>>

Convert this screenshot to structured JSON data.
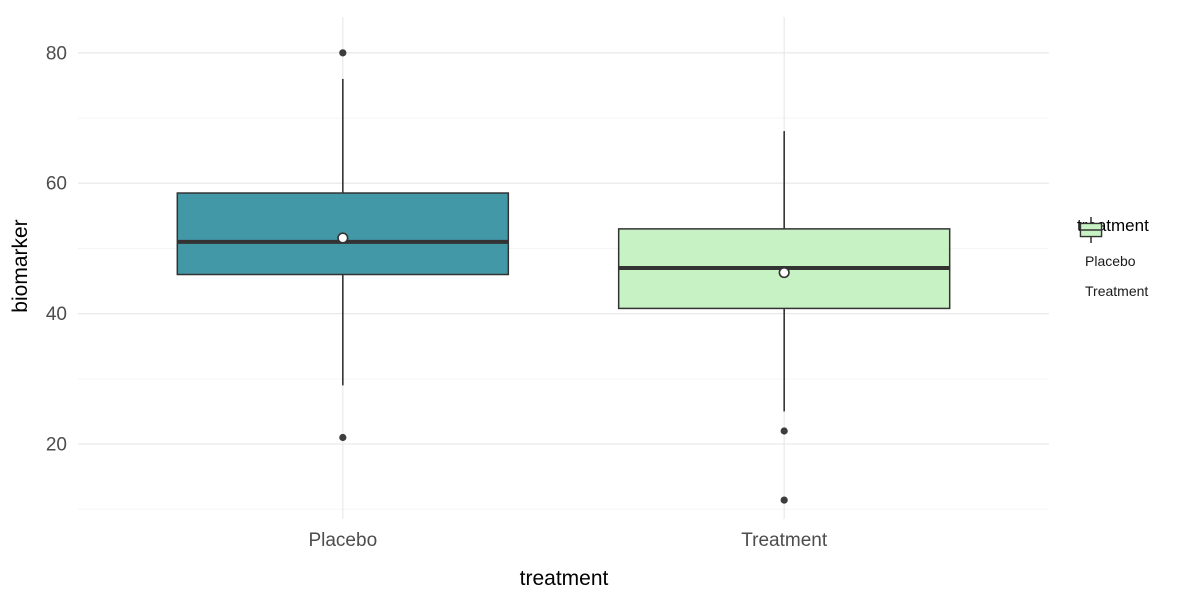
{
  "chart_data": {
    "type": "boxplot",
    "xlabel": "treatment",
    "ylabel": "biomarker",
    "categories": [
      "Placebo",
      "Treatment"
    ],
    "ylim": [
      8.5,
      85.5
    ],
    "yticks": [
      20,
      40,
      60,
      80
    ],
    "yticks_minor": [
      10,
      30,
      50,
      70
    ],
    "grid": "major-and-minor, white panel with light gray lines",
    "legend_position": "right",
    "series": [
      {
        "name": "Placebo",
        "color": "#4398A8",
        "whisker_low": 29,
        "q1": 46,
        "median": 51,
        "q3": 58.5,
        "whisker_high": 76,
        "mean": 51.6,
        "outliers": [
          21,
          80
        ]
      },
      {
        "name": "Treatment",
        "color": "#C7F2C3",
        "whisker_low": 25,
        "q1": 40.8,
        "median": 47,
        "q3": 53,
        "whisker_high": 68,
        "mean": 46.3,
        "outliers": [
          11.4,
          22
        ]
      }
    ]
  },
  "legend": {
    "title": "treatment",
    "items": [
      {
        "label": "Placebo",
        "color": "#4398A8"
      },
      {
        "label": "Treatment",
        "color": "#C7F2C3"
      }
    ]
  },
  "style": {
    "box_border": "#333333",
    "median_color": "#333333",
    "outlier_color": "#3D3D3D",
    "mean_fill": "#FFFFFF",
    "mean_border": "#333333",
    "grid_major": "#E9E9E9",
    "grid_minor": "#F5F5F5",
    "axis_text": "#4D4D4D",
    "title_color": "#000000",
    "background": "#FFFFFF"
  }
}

<<
>>

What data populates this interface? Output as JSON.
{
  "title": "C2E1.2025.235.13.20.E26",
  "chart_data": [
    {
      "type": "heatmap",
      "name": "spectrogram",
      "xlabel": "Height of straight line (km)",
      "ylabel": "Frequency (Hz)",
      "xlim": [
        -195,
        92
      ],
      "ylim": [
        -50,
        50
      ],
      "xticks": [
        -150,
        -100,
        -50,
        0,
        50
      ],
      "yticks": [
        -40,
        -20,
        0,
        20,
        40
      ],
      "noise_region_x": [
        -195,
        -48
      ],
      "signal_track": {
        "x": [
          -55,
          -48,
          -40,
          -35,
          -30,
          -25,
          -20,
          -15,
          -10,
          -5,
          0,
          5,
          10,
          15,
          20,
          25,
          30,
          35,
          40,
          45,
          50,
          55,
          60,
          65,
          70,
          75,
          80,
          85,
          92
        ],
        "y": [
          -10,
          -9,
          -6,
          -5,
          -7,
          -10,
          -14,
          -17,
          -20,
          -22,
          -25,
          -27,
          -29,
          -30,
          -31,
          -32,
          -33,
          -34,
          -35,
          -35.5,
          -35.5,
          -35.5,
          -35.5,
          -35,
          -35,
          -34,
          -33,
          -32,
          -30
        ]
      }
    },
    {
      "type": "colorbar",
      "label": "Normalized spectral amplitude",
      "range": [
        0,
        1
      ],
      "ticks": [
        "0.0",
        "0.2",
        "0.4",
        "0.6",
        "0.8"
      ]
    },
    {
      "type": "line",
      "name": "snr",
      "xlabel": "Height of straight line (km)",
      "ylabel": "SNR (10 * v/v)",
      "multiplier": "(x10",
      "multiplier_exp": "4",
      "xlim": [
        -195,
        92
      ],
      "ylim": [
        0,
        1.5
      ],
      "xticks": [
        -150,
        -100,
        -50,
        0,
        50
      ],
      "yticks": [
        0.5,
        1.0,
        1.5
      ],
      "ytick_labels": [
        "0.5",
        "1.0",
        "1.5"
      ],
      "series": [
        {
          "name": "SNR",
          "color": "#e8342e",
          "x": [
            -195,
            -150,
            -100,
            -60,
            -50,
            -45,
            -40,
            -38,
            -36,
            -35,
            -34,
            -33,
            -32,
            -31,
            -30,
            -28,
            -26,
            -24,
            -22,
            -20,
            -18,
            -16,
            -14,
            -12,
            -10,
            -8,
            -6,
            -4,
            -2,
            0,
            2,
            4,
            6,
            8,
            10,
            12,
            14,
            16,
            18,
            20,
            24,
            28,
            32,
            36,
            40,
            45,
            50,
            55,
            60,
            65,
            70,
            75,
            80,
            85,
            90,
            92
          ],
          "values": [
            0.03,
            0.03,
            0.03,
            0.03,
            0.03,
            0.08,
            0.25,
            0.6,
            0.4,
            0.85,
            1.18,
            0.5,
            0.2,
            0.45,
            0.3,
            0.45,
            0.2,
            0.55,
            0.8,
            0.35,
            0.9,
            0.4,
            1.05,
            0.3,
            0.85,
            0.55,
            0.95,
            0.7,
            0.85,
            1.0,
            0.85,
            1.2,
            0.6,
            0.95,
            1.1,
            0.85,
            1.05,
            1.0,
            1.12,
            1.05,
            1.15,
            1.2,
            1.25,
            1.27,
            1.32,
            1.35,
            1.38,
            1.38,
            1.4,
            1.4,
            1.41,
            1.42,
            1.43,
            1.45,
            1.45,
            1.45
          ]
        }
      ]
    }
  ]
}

<<
>>

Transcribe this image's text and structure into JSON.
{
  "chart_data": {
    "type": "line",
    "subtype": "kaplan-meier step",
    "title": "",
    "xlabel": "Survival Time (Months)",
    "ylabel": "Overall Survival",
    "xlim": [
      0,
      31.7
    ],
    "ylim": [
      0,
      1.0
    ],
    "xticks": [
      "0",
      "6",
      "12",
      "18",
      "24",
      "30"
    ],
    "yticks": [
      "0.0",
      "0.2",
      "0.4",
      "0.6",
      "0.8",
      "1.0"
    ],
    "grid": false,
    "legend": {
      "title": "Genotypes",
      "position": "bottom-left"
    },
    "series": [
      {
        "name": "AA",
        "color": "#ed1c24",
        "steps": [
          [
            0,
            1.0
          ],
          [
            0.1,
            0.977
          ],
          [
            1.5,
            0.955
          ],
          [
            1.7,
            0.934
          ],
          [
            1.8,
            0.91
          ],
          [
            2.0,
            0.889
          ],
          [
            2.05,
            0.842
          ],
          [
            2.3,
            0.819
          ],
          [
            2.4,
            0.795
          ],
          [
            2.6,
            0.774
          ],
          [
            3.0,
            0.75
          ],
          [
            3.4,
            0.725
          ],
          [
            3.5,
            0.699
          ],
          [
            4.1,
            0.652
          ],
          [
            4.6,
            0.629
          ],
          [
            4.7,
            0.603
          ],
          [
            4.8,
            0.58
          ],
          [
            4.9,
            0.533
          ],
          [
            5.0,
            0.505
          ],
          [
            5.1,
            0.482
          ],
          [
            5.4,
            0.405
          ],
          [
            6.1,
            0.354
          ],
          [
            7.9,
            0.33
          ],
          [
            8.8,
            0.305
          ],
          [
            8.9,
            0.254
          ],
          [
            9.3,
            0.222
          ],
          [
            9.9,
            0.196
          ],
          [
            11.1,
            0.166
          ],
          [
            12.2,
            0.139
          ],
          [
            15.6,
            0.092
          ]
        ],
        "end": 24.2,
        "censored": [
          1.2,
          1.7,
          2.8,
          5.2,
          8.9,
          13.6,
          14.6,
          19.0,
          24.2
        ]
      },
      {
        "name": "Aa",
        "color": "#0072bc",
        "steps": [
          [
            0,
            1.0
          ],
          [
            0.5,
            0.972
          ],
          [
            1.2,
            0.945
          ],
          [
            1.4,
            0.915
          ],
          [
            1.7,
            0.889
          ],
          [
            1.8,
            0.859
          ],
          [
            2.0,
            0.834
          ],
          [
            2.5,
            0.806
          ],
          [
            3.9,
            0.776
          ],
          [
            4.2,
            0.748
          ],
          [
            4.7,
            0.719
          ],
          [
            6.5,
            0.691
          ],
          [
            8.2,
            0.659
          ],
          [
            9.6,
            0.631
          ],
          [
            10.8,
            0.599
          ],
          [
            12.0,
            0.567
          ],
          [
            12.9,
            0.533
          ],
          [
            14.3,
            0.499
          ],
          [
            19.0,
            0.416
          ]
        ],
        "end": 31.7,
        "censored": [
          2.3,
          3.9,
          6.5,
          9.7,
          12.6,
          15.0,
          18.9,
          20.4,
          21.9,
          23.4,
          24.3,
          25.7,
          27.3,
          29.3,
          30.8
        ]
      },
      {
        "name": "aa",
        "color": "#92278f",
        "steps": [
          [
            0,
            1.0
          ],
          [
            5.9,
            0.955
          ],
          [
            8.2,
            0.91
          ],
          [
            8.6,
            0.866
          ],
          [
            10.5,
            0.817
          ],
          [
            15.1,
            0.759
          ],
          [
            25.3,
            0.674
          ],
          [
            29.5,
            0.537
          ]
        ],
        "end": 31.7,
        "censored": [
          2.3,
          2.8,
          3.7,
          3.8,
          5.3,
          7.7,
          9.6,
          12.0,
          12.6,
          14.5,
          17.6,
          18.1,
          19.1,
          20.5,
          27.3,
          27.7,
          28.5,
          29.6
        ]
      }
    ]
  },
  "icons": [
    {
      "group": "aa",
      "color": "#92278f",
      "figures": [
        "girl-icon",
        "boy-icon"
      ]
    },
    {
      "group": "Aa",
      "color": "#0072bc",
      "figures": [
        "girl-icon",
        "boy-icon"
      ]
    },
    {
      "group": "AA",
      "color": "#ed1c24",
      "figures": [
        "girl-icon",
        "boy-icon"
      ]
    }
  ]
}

<<

- STATED GOAL -
Copy each line in the data that holds the word "ylabel".

- ANSWER TO THE TASK -
    "ylabel": "biomarker",
      "ylabel": "Frequency (Hz)",
      "ylabel": "SNR (10 * v/v)",
    "ylabel": "Overall Survival",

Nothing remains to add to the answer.